## What you will do
Copy each line below that includes "البصرة".

## Dataset entries
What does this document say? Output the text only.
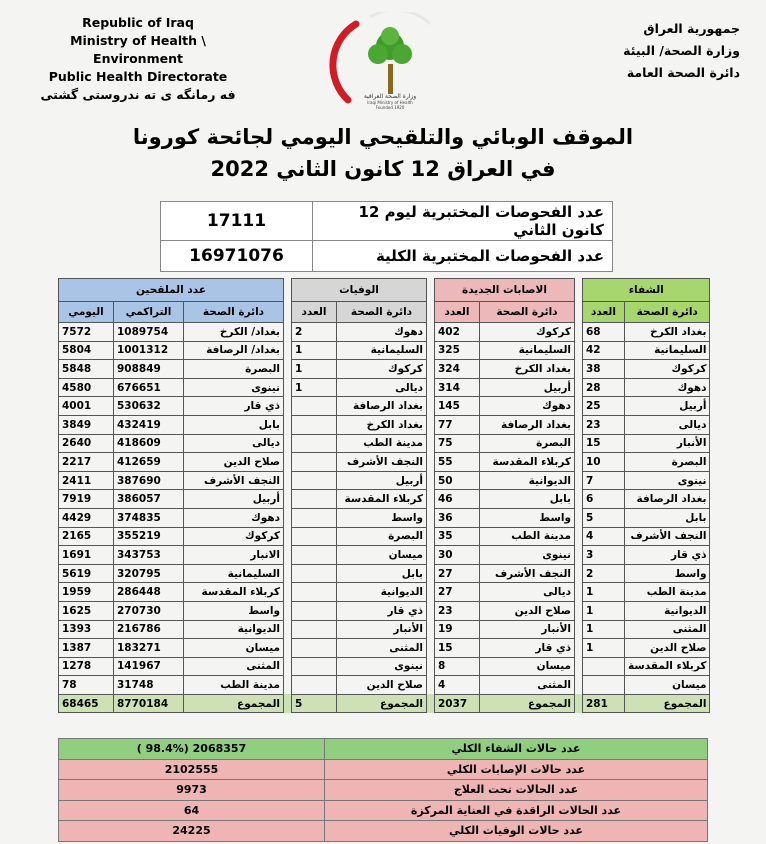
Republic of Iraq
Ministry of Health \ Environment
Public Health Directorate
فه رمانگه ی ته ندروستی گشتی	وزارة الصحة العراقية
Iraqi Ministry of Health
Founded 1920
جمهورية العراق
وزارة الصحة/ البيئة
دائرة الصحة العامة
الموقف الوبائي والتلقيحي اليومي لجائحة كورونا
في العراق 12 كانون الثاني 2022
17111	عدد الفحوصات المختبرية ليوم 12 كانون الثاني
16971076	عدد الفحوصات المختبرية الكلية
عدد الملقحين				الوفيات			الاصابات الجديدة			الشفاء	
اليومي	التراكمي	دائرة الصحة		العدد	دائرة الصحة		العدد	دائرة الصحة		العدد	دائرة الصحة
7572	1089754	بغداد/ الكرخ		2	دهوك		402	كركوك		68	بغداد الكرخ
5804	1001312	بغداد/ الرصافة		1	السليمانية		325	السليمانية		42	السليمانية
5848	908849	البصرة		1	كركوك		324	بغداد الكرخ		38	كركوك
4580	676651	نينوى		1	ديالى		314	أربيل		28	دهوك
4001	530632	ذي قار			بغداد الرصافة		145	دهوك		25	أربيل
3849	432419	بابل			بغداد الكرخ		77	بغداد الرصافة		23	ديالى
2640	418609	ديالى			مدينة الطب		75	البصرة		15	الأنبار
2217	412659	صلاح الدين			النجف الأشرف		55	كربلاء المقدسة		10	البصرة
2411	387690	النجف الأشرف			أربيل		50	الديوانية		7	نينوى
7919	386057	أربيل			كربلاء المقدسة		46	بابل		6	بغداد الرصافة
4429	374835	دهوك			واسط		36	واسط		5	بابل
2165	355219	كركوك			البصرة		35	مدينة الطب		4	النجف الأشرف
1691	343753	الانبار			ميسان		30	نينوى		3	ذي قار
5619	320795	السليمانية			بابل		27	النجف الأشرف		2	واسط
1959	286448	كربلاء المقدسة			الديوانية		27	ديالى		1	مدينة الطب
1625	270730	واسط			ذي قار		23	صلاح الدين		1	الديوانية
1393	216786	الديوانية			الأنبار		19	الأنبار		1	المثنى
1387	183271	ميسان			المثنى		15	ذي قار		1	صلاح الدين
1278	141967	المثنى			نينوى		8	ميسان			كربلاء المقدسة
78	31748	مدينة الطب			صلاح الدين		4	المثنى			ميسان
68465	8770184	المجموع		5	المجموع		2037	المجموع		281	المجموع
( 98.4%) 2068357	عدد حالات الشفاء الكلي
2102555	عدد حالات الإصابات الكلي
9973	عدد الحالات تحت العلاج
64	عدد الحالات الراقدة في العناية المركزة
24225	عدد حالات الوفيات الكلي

--

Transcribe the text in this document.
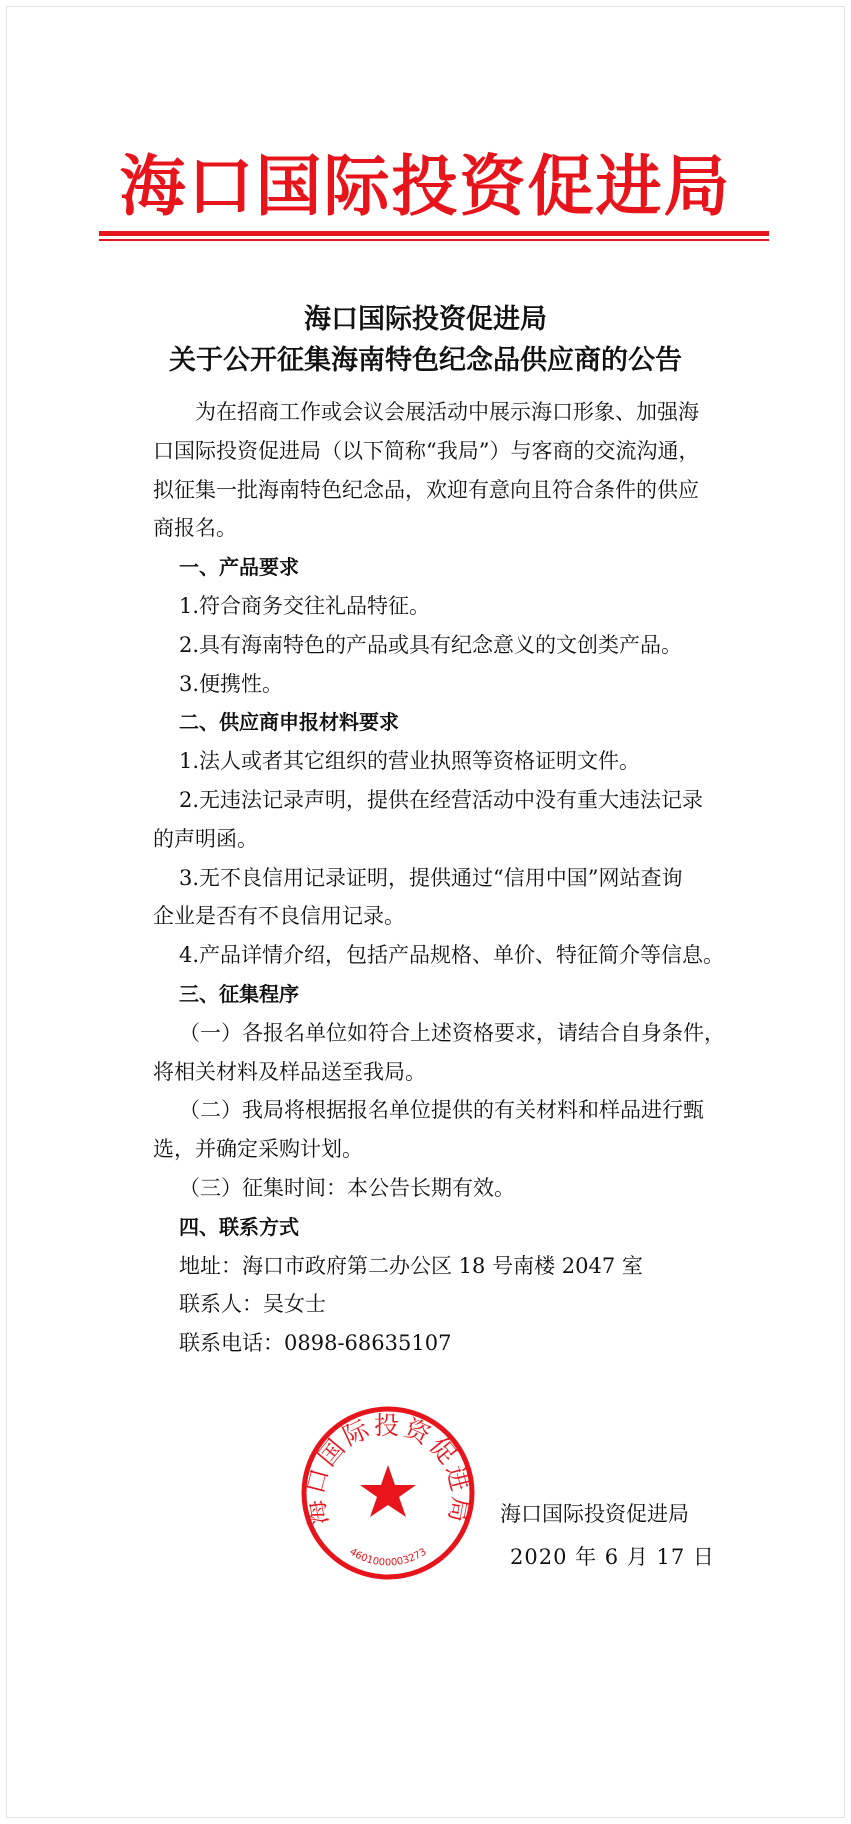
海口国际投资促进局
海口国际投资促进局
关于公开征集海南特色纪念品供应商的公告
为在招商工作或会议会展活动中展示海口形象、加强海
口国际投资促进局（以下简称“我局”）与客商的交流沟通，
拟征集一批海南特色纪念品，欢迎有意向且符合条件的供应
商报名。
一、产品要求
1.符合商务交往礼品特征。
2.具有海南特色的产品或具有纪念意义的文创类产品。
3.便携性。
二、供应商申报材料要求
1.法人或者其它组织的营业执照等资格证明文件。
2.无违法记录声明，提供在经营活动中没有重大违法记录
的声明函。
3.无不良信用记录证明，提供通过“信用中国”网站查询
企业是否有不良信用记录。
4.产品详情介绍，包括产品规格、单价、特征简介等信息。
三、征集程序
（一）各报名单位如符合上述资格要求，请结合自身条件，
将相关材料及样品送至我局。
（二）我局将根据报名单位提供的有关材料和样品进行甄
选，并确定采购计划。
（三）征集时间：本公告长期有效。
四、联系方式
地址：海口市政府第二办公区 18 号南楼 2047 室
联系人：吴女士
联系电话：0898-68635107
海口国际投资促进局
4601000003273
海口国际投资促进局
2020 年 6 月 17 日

## Written response
5848	908849	البصرة		1	كركوك		324	بغداد الكرخ		38	كركوك
2640	418609	ديالى			مدينة الطب		75	البصرة		15	الأنبار
2217	412659	صلاح الدين			النجف الأشرف		55	كربلاء المقدسة		10	البصرة
2165	355219	كركوك			البصرة		35	مدينة الطب		4	النجف الأشرف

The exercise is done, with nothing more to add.